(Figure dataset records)

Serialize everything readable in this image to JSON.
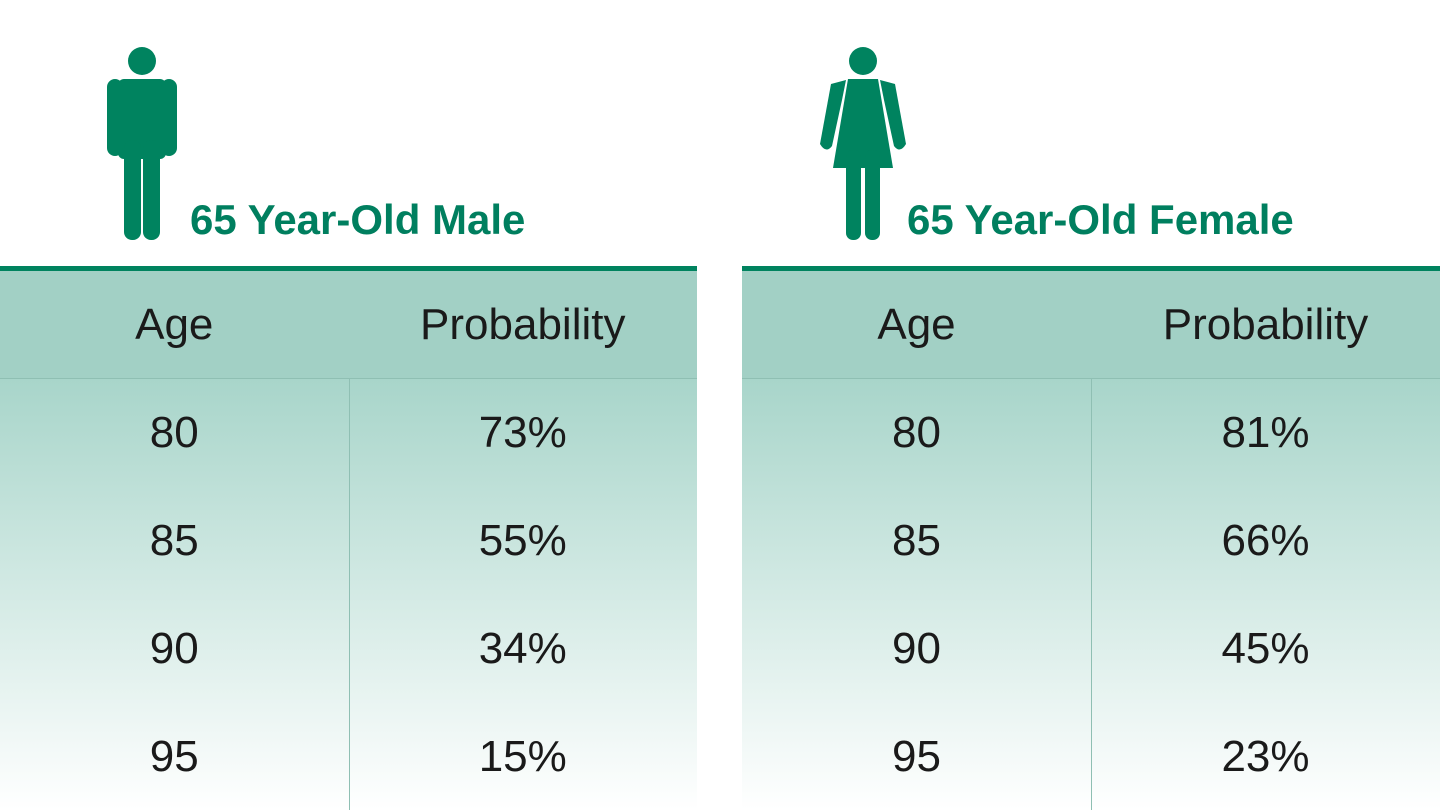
{
  "panels": [
    {
      "title": "65 Year-Old Male",
      "table": {
        "header": [
          "Age",
          "Probability"
        ],
        "rows": [
          [
            "80",
            "73%"
          ],
          [
            "85",
            "55%"
          ],
          [
            "90",
            "34%"
          ],
          [
            "95",
            "15%"
          ]
        ]
      }
    },
    {
      "title": "65 Year-Old Female",
      "table": {
        "header": [
          "Age",
          "Probability"
        ],
        "rows": [
          [
            "80",
            "81%"
          ],
          [
            "85",
            "66%"
          ],
          [
            "90",
            "45%"
          ],
          [
            "95",
            "23%"
          ]
        ]
      }
    }
  ]
}
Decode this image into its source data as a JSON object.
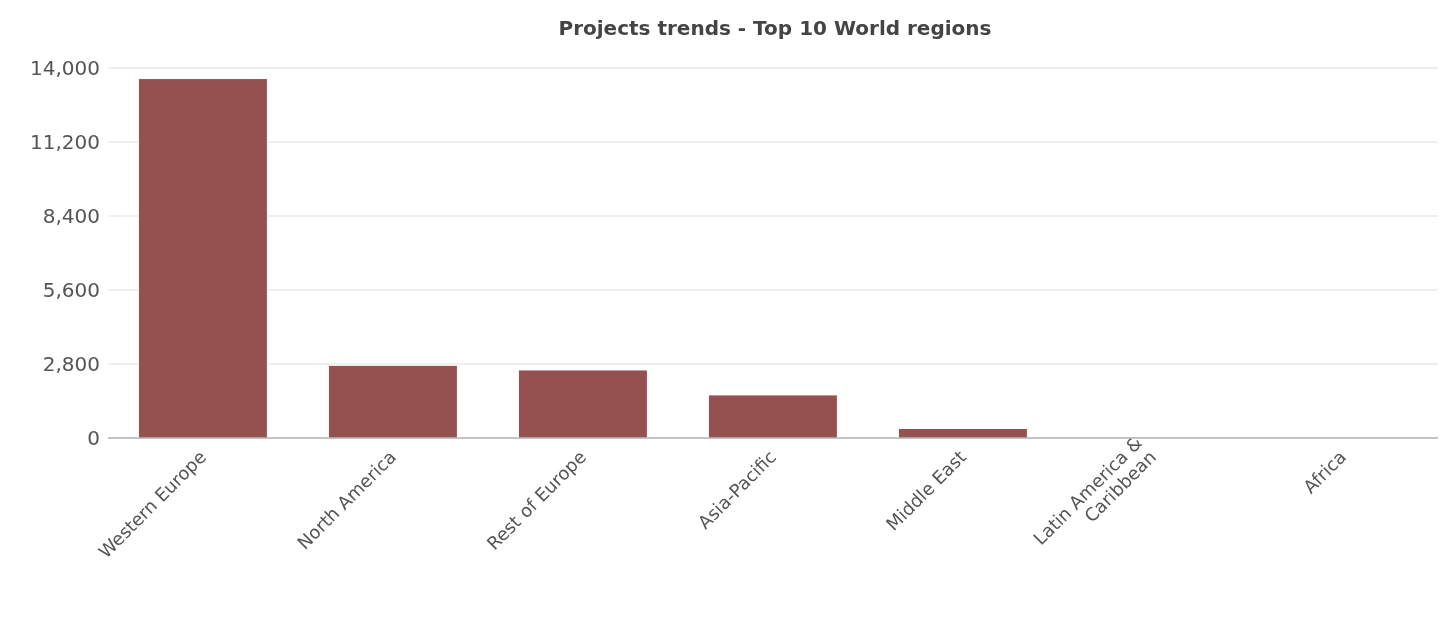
{
  "chart_data": {
    "type": "bar",
    "title": "Projects trends - Top 10 World regions",
    "categories": [
      "Western Europe",
      "North America",
      "Rest of Europe",
      "Asia-Pacific",
      "Middle East",
      "Latin America & Caribbean",
      "Africa"
    ],
    "values": [
      13600,
      2750,
      2575,
      1630,
      360,
      0,
      0
    ],
    "color": "#955050",
    "ylim": [
      0,
      14000
    ],
    "yticks": [
      {
        "value": 0,
        "label": "0"
      },
      {
        "value": 2800,
        "label": "2,800"
      },
      {
        "value": 5600,
        "label": "5,600"
      },
      {
        "value": 8400,
        "label": "8,400"
      },
      {
        "value": 11200,
        "label": "11,200"
      },
      {
        "value": 14000,
        "label": "14,000"
      }
    ],
    "grid": "y"
  }
}
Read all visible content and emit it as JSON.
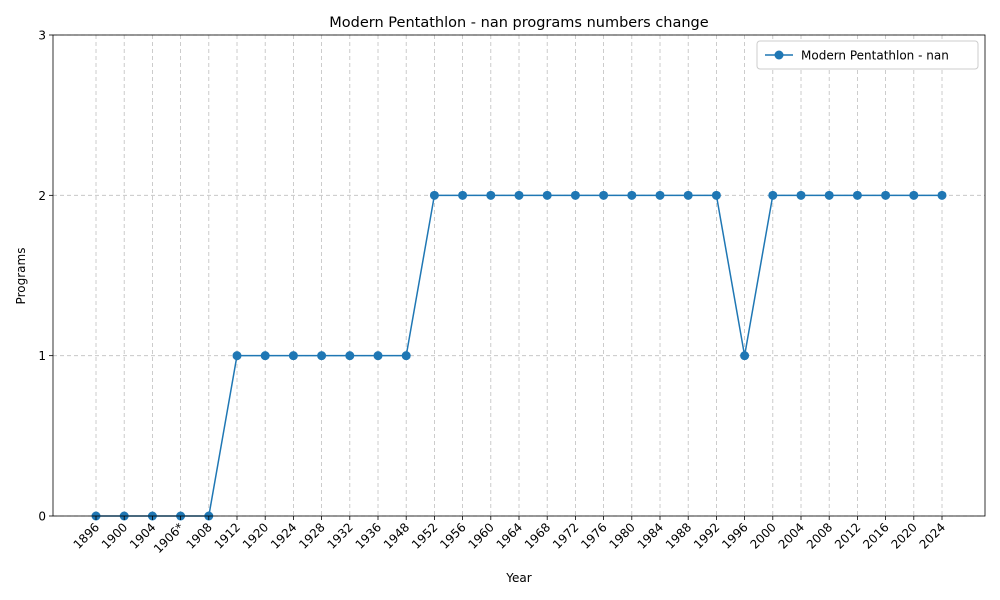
{
  "chart_data": {
    "type": "line",
    "title": "Modern Pentathlon - nan programs numbers change",
    "xlabel": "Year",
    "ylabel": "Programs",
    "categories": [
      "1896",
      "1900",
      "1904",
      "1906*",
      "1908",
      "1912",
      "1920",
      "1924",
      "1928",
      "1932",
      "1936",
      "1948",
      "1952",
      "1956",
      "1960",
      "1964",
      "1968",
      "1972",
      "1976",
      "1980",
      "1984",
      "1988",
      "1992",
      "1996",
      "2000",
      "2004",
      "2008",
      "2012",
      "2016",
      "2020",
      "2024"
    ],
    "series": [
      {
        "name": "Modern Pentathlon - nan",
        "values": [
          0,
          0,
          0,
          0,
          0,
          1,
          1,
          1,
          1,
          1,
          1,
          1,
          2,
          2,
          2,
          2,
          2,
          2,
          2,
          2,
          2,
          2,
          2,
          1,
          2,
          2,
          2,
          2,
          2,
          2,
          2
        ],
        "color": "#1f77b4"
      }
    ],
    "ylim": [
      0,
      3
    ],
    "yticks": [
      "0",
      "1",
      "2",
      "3"
    ],
    "grid": true,
    "legend_position": "top-right"
  }
}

### Written problem
Exclude the pictures and repeat every other part of the records word for word.

### Answer to the problem
Serialize everything readable in this image to JSON.
{
  "panels": [
    {
      "title": "65 Year-Old Male",
      "table": {
        "header": [
          "Age",
          "Probability"
        ],
        "rows": [
          [
            "80",
            "73%"
          ],
          [
            "85",
            "55%"
          ],
          [
            "90",
            "34%"
          ],
          [
            "95",
            "15%"
          ]
        ]
      }
    },
    {
      "title": "65 Year-Old Female",
      "table": {
        "header": [
          "Age",
          "Probability"
        ],
        "rows": [
          [
            "80",
            "81%"
          ],
          [
            "85",
            "66%"
          ],
          [
            "90",
            "45%"
          ],
          [
            "95",
            "23%"
          ]
        ]
      }
    }
  ]
}
Decode this image into its source data as a JSON object.
{
  "chart_data": {
    "type": "bar",
    "title": "Projects trends - Top 10 World regions",
    "categories": [
      "Western Europe",
      "North America",
      "Rest of Europe",
      "Asia-Pacific",
      "Middle East",
      "Latin America & Caribbean",
      "Africa"
    ],
    "values": [
      13600,
      2750,
      2575,
      1630,
      360,
      0,
      0
    ],
    "color": "#955050",
    "ylim": [
      0,
      14000
    ],
    "yticks": [
      {
        "value": 0,
        "label": "0"
      },
      {
        "value": 2800,
        "label": "2,800"
      },
      {
        "value": 5600,
        "label": "5,600"
      },
      {
        "value": 8400,
        "label": "8,400"
      },
      {
        "value": 11200,
        "label": "11,200"
      },
      {
        "value": 14000,
        "label": "14,000"
      }
    ],
    "grid": "y"
  }
}
Read all visible content and emit it as JSON.
{
  "chart_data": {
    "type": "line",
    "title": "Modern Pentathlon - nan programs numbers change",
    "xlabel": "Year",
    "ylabel": "Programs",
    "categories": [
      "1896",
      "1900",
      "1904",
      "1906*",
      "1908",
      "1912",
      "1920",
      "1924",
      "1928",
      "1932",
      "1936",
      "1948",
      "1952",
      "1956",
      "1960",
      "1964",
      "1968",
      "1972",
      "1976",
      "1980",
      "1984",
      "1988",
      "1992",
      "1996",
      "2000",
      "2004",
      "2008",
      "2012",
      "2016",
      "2020",
      "2024"
    ],
    "series": [
      {
        "name": "Modern Pentathlon - nan",
        "values": [
          0,
          0,
          0,
          0,
          0,
          1,
          1,
          1,
          1,
          1,
          1,
          1,
          2,
          2,
          2,
          2,
          2,
          2,
          2,
          2,
          2,
          2,
          2,
          1,
          2,
          2,
          2,
          2,
          2,
          2,
          2
        ],
        "color": "#1f77b4"
      }
    ],
    "ylim": [
      0,
      3
    ],
    "yticks": [
      "0",
      "1",
      "2",
      "3"
    ],
    "grid": true,
    "legend_position": "top-right"
  }
}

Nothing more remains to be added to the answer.